Written problem => Reproduce all lines of the listing below in which the word "建议男性" occurs.

Record set =>

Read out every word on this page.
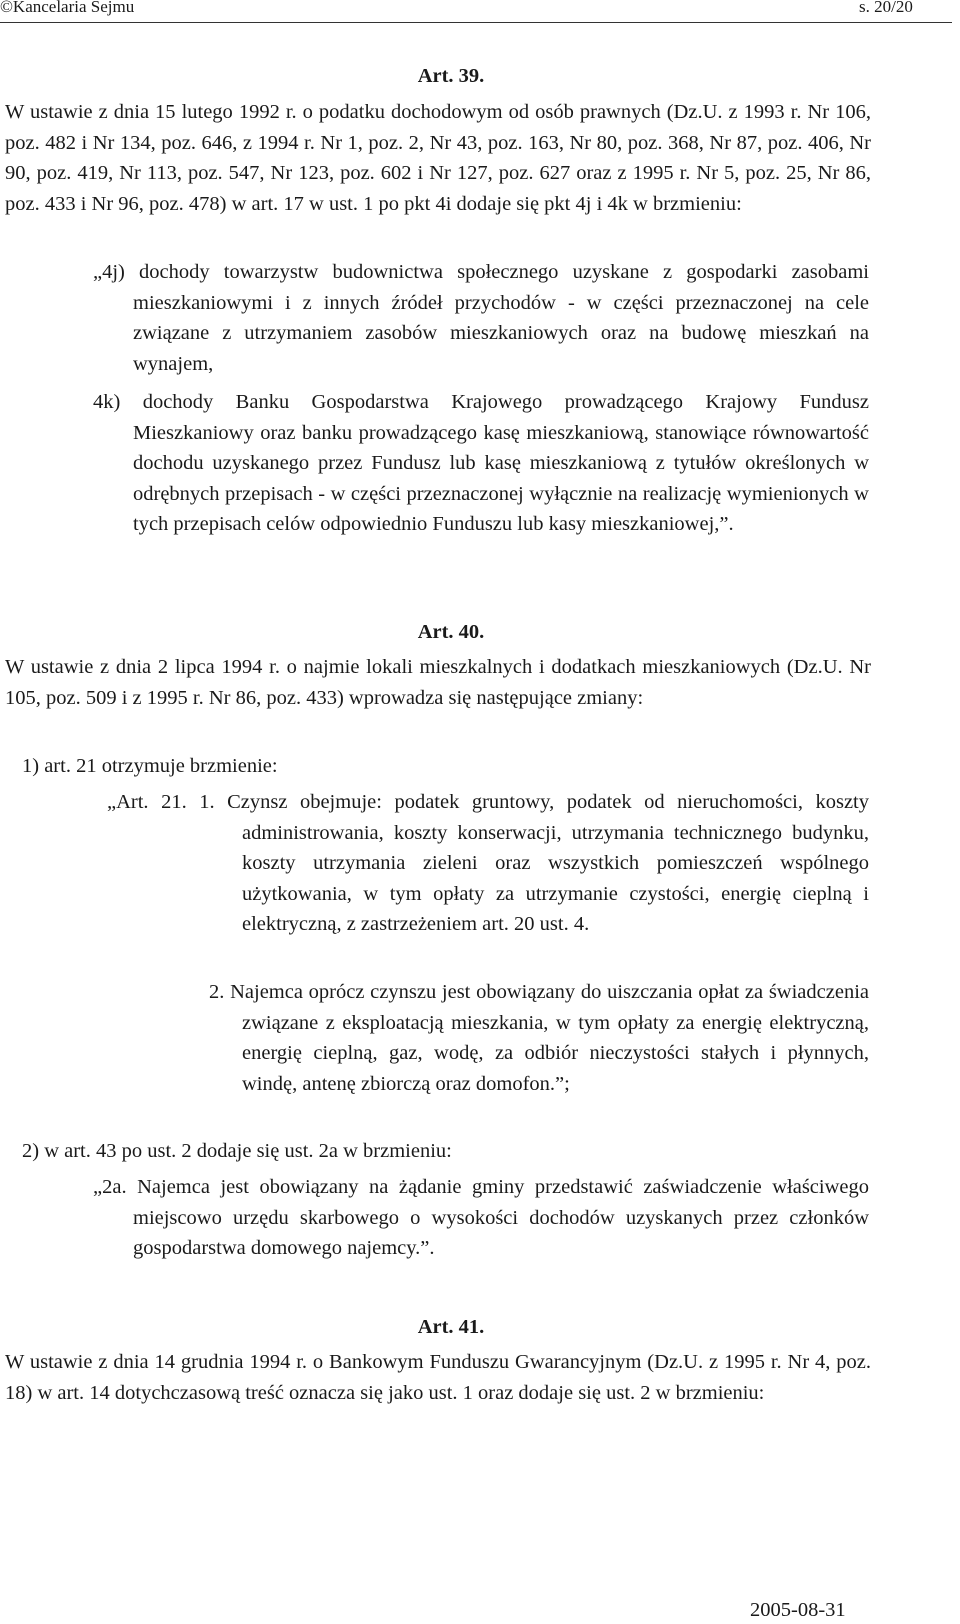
©Kancelaria Sejmu	s. 20/20
Art. 39.
W ustawie z dnia 15 lutego 1992 r. o podatku dochodowym od osób prawnych (Dz.U. z 1993 r. Nr 106, poz. 482 i Nr 134, poz. 646, z 1994 r. Nr 1, poz. 2, Nr 43, poz. 163, Nr 80, poz. 368, Nr 87, poz. 406, Nr 90, poz. 419, Nr 113, poz. 547, Nr 123, poz. 602 i Nr 127, poz. 627 oraz z 1995 r. Nr 5, poz. 25, Nr 86, poz. 433 i Nr 96, poz. 478) w art. 17 w ust. 1 po pkt 4i dodaje się pkt 4j i 4k w brzmieniu:
„4j) dochody towarzystw budownictwa społecznego uzyskane z gospodarki zasobami mieszkaniowymi i z innych źródeł przychodów - w części przeznaczonej na cele związane z utrzymaniem zasobów mieszkaniowych oraz na budowę mieszkań na wynajem,
4k) dochody Banku Gospodarstwa Krajowego prowadzącego Krajowy Fundusz Mieszkaniowy oraz banku prowadzącego kasę mieszkaniową, stanowiące równowartość dochodu uzyskanego przez Fundusz lub kasę mieszkaniową z tytułów określonych w odrębnych przepisach - w części przeznaczonej wyłącznie na realizację wymienionych w tych przepisach celów odpowiednio Funduszu lub kasy mieszkaniowej,”.
Art. 40.
W ustawie z dnia 2 lipca 1994 r. o najmie lokali mieszkalnych i dodatkach mieszkaniowych (Dz.U. Nr 105, poz. 509 i z 1995 r. Nr 86, poz. 433) wprowadza się następujące zmiany:
1) art. 21 otrzymuje brzmienie:
„Art. 21. 1. Czynsz obejmuje: podatek gruntowy, podatek od nieruchomości, koszty administrowania, koszty konserwacji, utrzymania technicznego budynku, koszty utrzymania zieleni oraz wszystkich pomieszczeń wspólnego użytkowania, w tym opłaty za utrzymanie czystości, energię cieplną i elektryczną, z zastrzeżeniem art. 20 ust. 4.
2. Najemca oprócz czynszu jest obowiązany do uiszczania opłat za świadczenia związane z eksploatacją mieszkania, w tym opłaty za energię elektryczną, energię cieplną, gaz, wodę, za odbiór nieczystości stałych i płynnych, windę, antenę zbiorczą oraz domofon.”;
2) w art. 43 po ust. 2 dodaje się ust. 2a w brzmieniu:
„2a. Najemca jest obowiązany na żądanie gminy przedstawić zaświadczenie właściwego miejscowo urzędu skarbowego o wysokości dochodów uzyskanych przez członków gospodarstwa domowego najemcy.”.
Art. 41.
W ustawie z dnia 14 grudnia 1994 r. o Bankowym Funduszu Gwarancyjnym (Dz.U. z 1995 r. Nr 4, poz. 18) w art. 14 dotychczasową treść oznacza się jako ust. 1 oraz dodaje się ust. 2 w brzmieniu:
2005-08-31
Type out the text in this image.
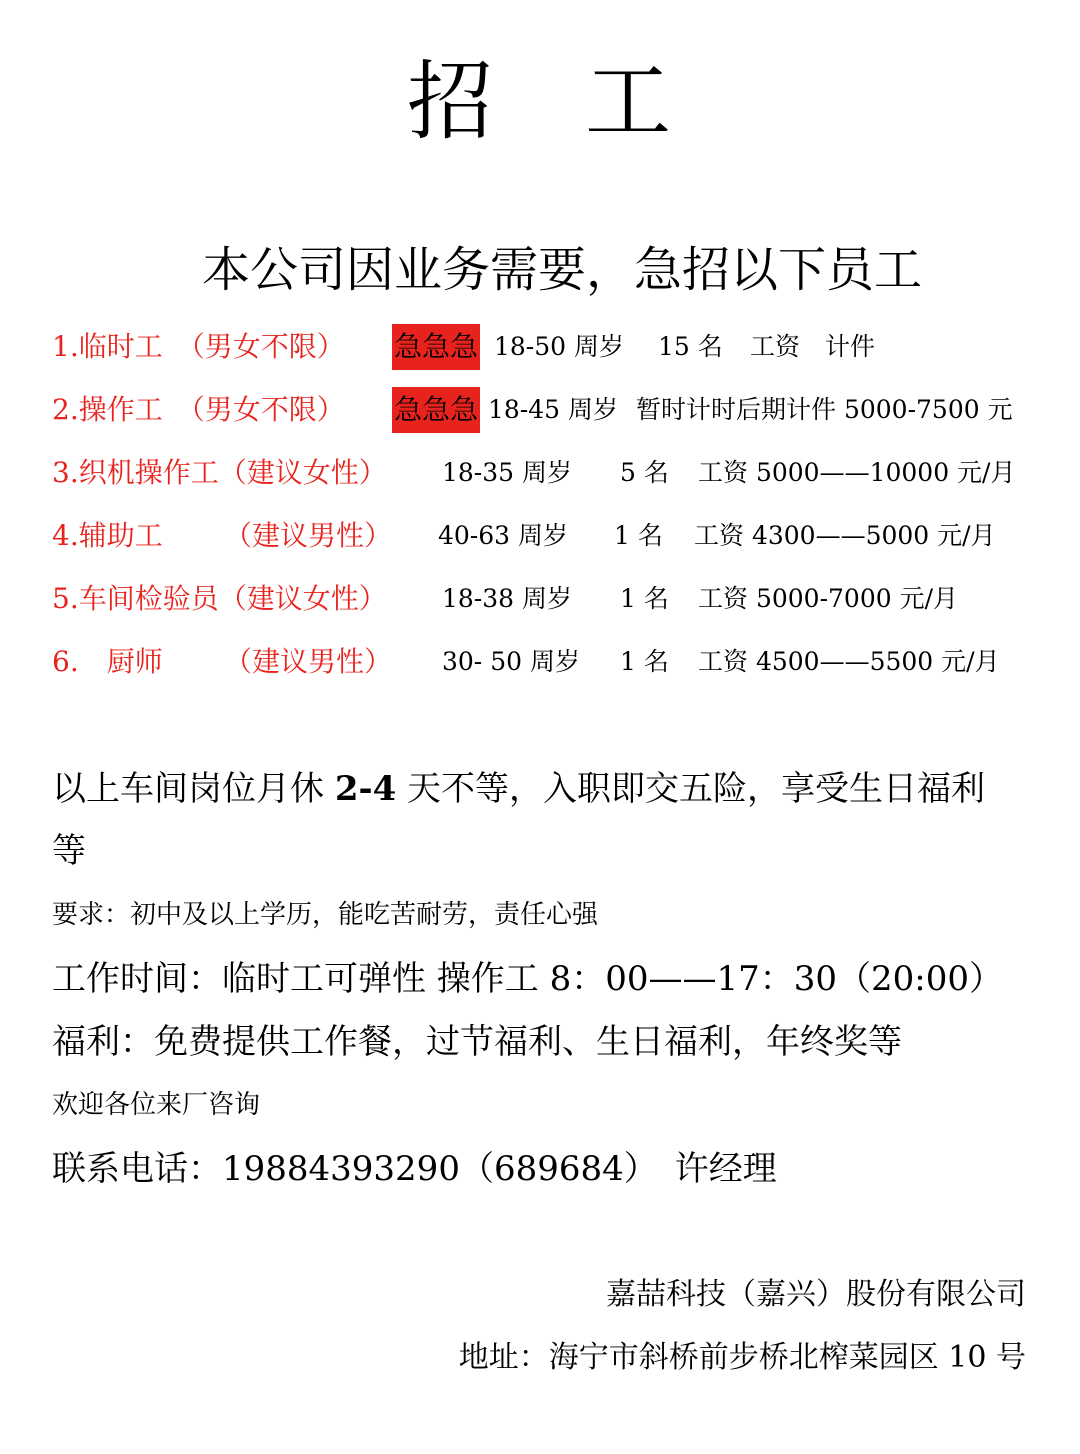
招 工
本公司因业务需要，急招以下员工
1.临时工　（男女不限） 急急急 18-50 周岁 15 名 工资　计件
2.操作工　（男女不限） 急急急 18-45 周岁 暂时计时后期计件 5000-7500 元
3.织机操作工（建议女性） 18-35 周岁 5 名 工资 5000——10000 元/月
4.辅助工 （建议男性） 40-63 周岁 1 名 工资 4300——5000 元/月
5.车间检验员（建议女性） 18-38 周岁 1 名 工资 5000-7000 元/月
6.　厨师 （建议男性） 30- 50 周岁 1 名 工资 4500——5500 元/月
以上车间岗位月休 2-4 天不等，入职即交五险，享受生日福利
等
要求：初中及以上学历，能吃苦耐劳，责任心强
工作时间：临时工可弹性 操作工 8：00——17：30（20:00）
福利：免费提供工作餐，过节福利、生日福利，年终奖等
欢迎各位来厂咨询
联系电话：19884393290（689684）　许经理
嘉喆科技（嘉兴）股份有限公司
地址：海宁市斜桥前步桥北榨菜园区 10 号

Task response =>
4.辅助工 （建议男性） 40-63 周岁 1 名 工资 4300——5000 元/月
6.　厨师 （建议男性） 30- 50 周岁 1 名 工资 4500——5500 元/月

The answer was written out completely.